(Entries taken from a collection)
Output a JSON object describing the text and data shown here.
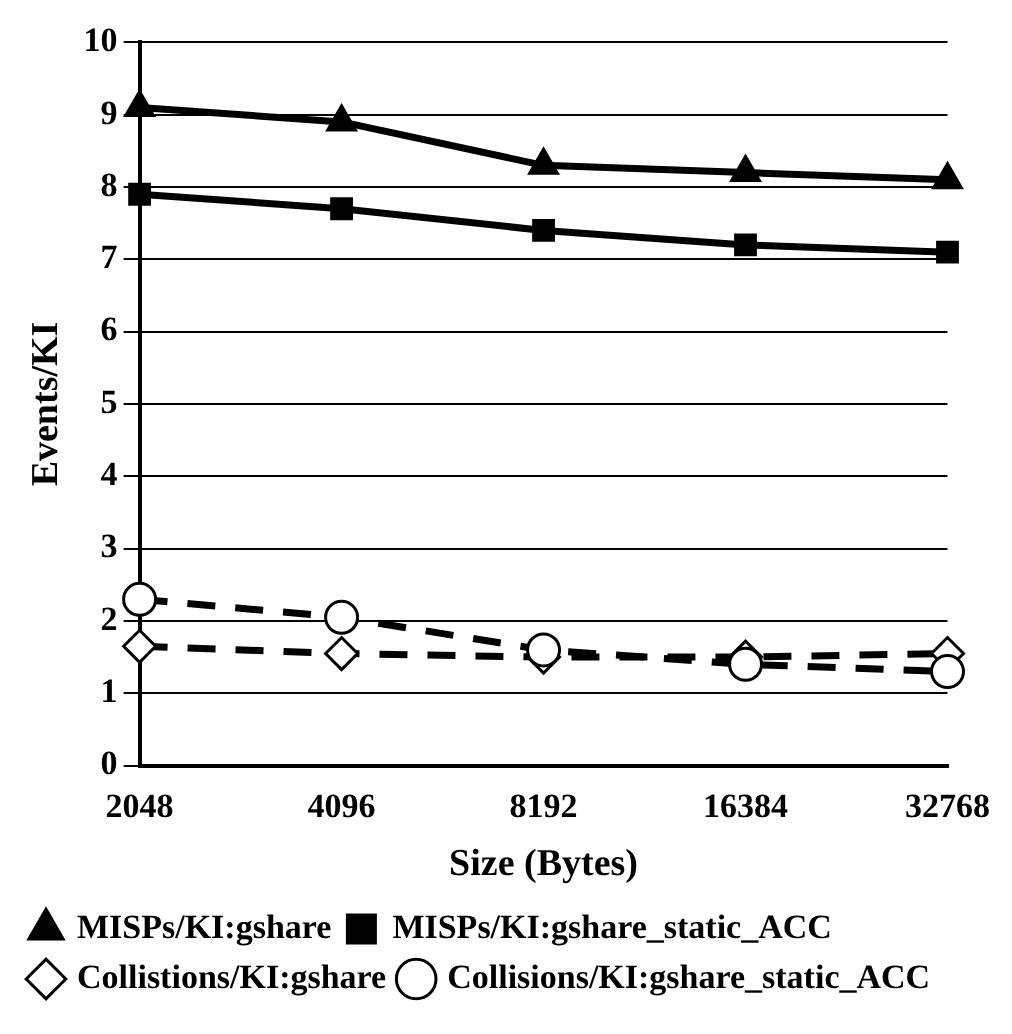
{
  "chart_data": {
    "type": "line",
    "xlabel": "Size (Bytes)",
    "ylabel": "Events/KI",
    "categories": [
      "2048",
      "4096",
      "8192",
      "16384",
      "32768"
    ],
    "series": [
      {
        "name": "MISPs/KI:gshare",
        "color": "#000000",
        "marker": "triangle",
        "line_style": "solid",
        "values": [
          9.1,
          8.9,
          8.3,
          8.2,
          8.1
        ]
      },
      {
        "name": "MISPs/KI:gshare_static_ACC",
        "color": "#000000",
        "marker": "square",
        "line_style": "solid",
        "values": [
          7.9,
          7.7,
          7.4,
          7.2,
          7.1
        ]
      },
      {
        "name": "Collistions/KI:gshare",
        "color": "#000000",
        "marker": "diamond",
        "line_style": "dashed",
        "values": [
          1.65,
          1.55,
          1.5,
          1.5,
          1.55
        ]
      },
      {
        "name": "Collisions/KI:gshare_static_ACC",
        "color": "#000000",
        "marker": "circle",
        "line_style": "dashed",
        "values": [
          2.3,
          2.05,
          1.6,
          1.4,
          1.3
        ]
      }
    ],
    "ylim": [
      0,
      10
    ],
    "yticks": [
      0,
      1,
      2,
      3,
      4,
      5,
      6,
      7,
      8,
      9,
      10
    ],
    "grid": "y",
    "legend": "bottom"
  }
}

# [PROBLEM DESCRIPTION]
Copy every record above exactly as written, but leave out the pictures.

# [WRITTEN RESPONSE]
Output a JSON object describing the text and data shown here.
{
  "chart_data": {
    "type": "line",
    "xlabel": "Size (Bytes)",
    "ylabel": "Events/KI",
    "categories": [
      "2048",
      "4096",
      "8192",
      "16384",
      "32768"
    ],
    "series": [
      {
        "name": "MISPs/KI:gshare",
        "color": "#000000",
        "marker": "triangle",
        "line_style": "solid",
        "values": [
          9.1,
          8.9,
          8.3,
          8.2,
          8.1
        ]
      },
      {
        "name": "MISPs/KI:gshare_static_ACC",
        "color": "#000000",
        "marker": "square",
        "line_style": "solid",
        "values": [
          7.9,
          7.7,
          7.4,
          7.2,
          7.1
        ]
      },
      {
        "name": "Collistions/KI:gshare",
        "color": "#000000",
        "marker": "diamond",
        "line_style": "dashed",
        "values": [
          1.65,
          1.55,
          1.5,
          1.5,
          1.55
        ]
      },
      {
        "name": "Collisions/KI:gshare_static_ACC",
        "color": "#000000",
        "marker": "circle",
        "line_style": "dashed",
        "values": [
          2.3,
          2.05,
          1.6,
          1.4,
          1.3
        ]
      }
    ],
    "ylim": [
      0,
      10
    ],
    "yticks": [
      0,
      1,
      2,
      3,
      4,
      5,
      6,
      7,
      8,
      9,
      10
    ],
    "grid": "y",
    "legend": "bottom"
  }
}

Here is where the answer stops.